Task: Leaving out the pictures, please retype each record exactly.

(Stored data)
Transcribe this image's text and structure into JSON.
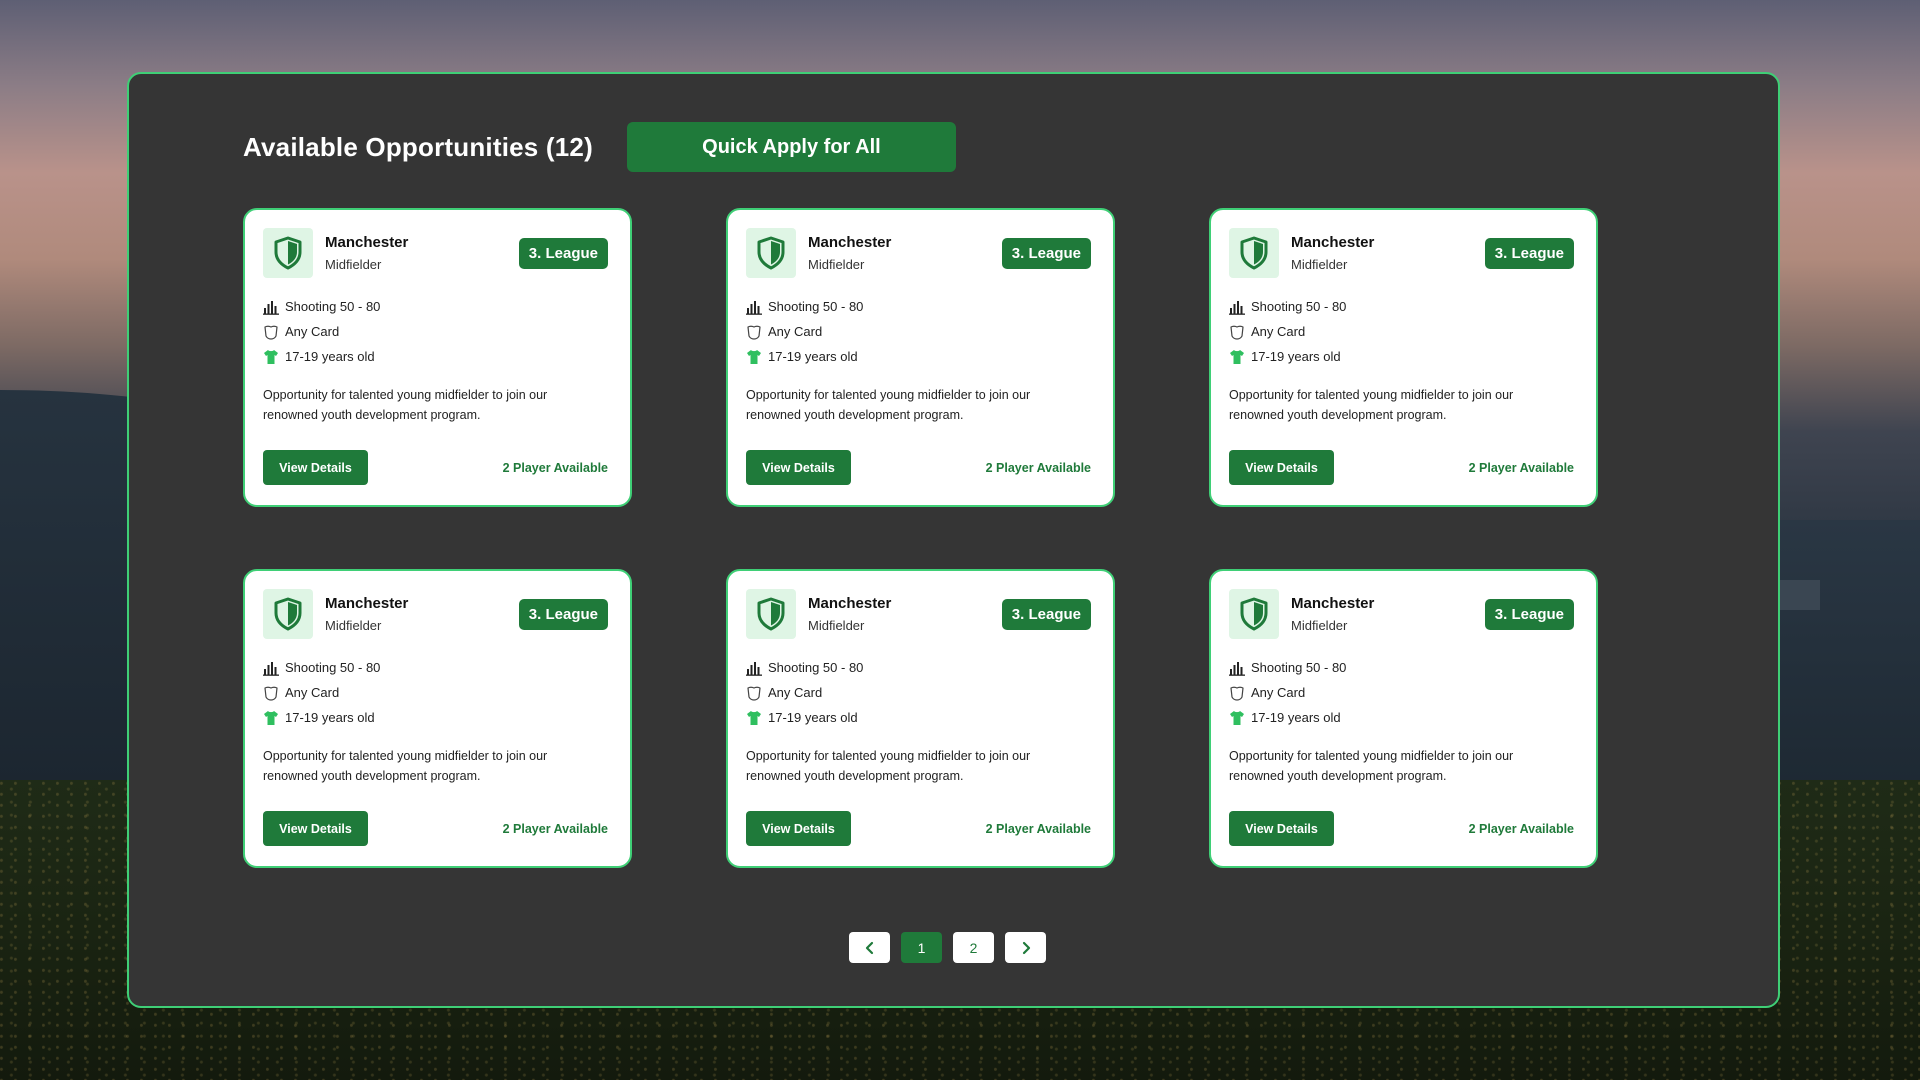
{
  "page": {
    "title": "Available Opportunities (12)",
    "quick_apply_label": "Quick Apply for All"
  },
  "colors": {
    "accent": "#1f7a3a",
    "border": "#3fcf76",
    "panel_bg": "#353535"
  },
  "cards": [
    {
      "club": "Manchester",
      "position": "Midfielder",
      "league": "3. League",
      "shooting": "Shooting 50 - 80",
      "card_type": "Any Card",
      "age": "17-19 years old",
      "description": "Opportunity for talented young midfielder to join our renowned youth development program.",
      "view_label": "View Details",
      "availability": "2 Player Available"
    },
    {
      "club": "Manchester",
      "position": "Midfielder",
      "league": "3. League",
      "shooting": "Shooting 50 - 80",
      "card_type": "Any Card",
      "age": "17-19 years old",
      "description": "Opportunity for talented young midfielder to join our renowned youth development program.",
      "view_label": "View Details",
      "availability": "2 Player Available"
    },
    {
      "club": "Manchester",
      "position": "Midfielder",
      "league": "3. League",
      "shooting": "Shooting 50 - 80",
      "card_type": "Any Card",
      "age": "17-19 years old",
      "description": "Opportunity for talented young midfielder to join our renowned youth development program.",
      "view_label": "View Details",
      "availability": "2 Player Available"
    },
    {
      "club": "Manchester",
      "position": "Midfielder",
      "league": "3. League",
      "shooting": "Shooting 50 - 80",
      "card_type": "Any Card",
      "age": "17-19 years old",
      "description": "Opportunity for talented young midfielder to join our renowned youth development program.",
      "view_label": "View Details",
      "availability": "2 Player Available"
    },
    {
      "club": "Manchester",
      "position": "Midfielder",
      "league": "3. League",
      "shooting": "Shooting 50 - 80",
      "card_type": "Any Card",
      "age": "17-19 years old",
      "description": "Opportunity for talented young midfielder to join our renowned youth development program.",
      "view_label": "View Details",
      "availability": "2 Player Available"
    },
    {
      "club": "Manchester",
      "position": "Midfielder",
      "league": "3. League",
      "shooting": "Shooting 50 - 80",
      "card_type": "Any Card",
      "age": "17-19 years old",
      "description": "Opportunity for talented young midfielder to join our renowned youth development program.",
      "view_label": "View Details",
      "availability": "2 Player Available"
    }
  ],
  "icons": {
    "club": "shield-icon",
    "shooting": "bar-chart-icon",
    "card": "card-icon",
    "age": "shirt-icon",
    "prev": "chevron-left-icon",
    "next": "chevron-right-icon"
  },
  "pagination": {
    "pages": [
      "1",
      "2"
    ],
    "current": "1"
  }
}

Output for this task:
Transcribe this image's text and structure into JSON.
{
  "page": {
    "title": "Available Opportunities (12)",
    "quick_apply_label": "Quick Apply for All"
  },
  "colors": {
    "accent": "#1f7a3a",
    "border": "#3fcf76",
    "panel_bg": "#353535"
  },
  "cards": [
    {
      "club": "Manchester",
      "position": "Midfielder",
      "league": "3. League",
      "shooting": "Shooting 50 - 80",
      "card_type": "Any Card",
      "age": "17-19 years old",
      "description": "Opportunity for talented young midfielder to join our renowned youth development program.",
      "view_label": "View Details",
      "availability": "2 Player Available"
    },
    {
      "club": "Manchester",
      "position": "Midfielder",
      "league": "3. League",
      "shooting": "Shooting 50 - 80",
      "card_type": "Any Card",
      "age": "17-19 years old",
      "description": "Opportunity for talented young midfielder to join our renowned youth development program.",
      "view_label": "View Details",
      "availability": "2 Player Available"
    },
    {
      "club": "Manchester",
      "position": "Midfielder",
      "league": "3. League",
      "shooting": "Shooting 50 - 80",
      "card_type": "Any Card",
      "age": "17-19 years old",
      "description": "Opportunity for talented young midfielder to join our renowned youth development program.",
      "view_label": "View Details",
      "availability": "2 Player Available"
    },
    {
      "club": "Manchester",
      "position": "Midfielder",
      "league": "3. League",
      "shooting": "Shooting 50 - 80",
      "card_type": "Any Card",
      "age": "17-19 years old",
      "description": "Opportunity for talented young midfielder to join our renowned youth development program.",
      "view_label": "View Details",
      "availability": "2 Player Available"
    },
    {
      "club": "Manchester",
      "position": "Midfielder",
      "league": "3. League",
      "shooting": "Shooting 50 - 80",
      "card_type": "Any Card",
      "age": "17-19 years old",
      "description": "Opportunity for talented young midfielder to join our renowned youth development program.",
      "view_label": "View Details",
      "availability": "2 Player Available"
    },
    {
      "club": "Manchester",
      "position": "Midfielder",
      "league": "3. League",
      "shooting": "Shooting 50 - 80",
      "card_type": "Any Card",
      "age": "17-19 years old",
      "description": "Opportunity for talented young midfielder to join our renowned youth development program.",
      "view_label": "View Details",
      "availability": "2 Player Available"
    }
  ],
  "icons": {
    "club": "shield-icon",
    "shooting": "bar-chart-icon",
    "card": "card-icon",
    "age": "shirt-icon",
    "prev": "chevron-left-icon",
    "next": "chevron-right-icon"
  },
  "pagination": {
    "pages": [
      "1",
      "2"
    ],
    "current": "1"
  }
}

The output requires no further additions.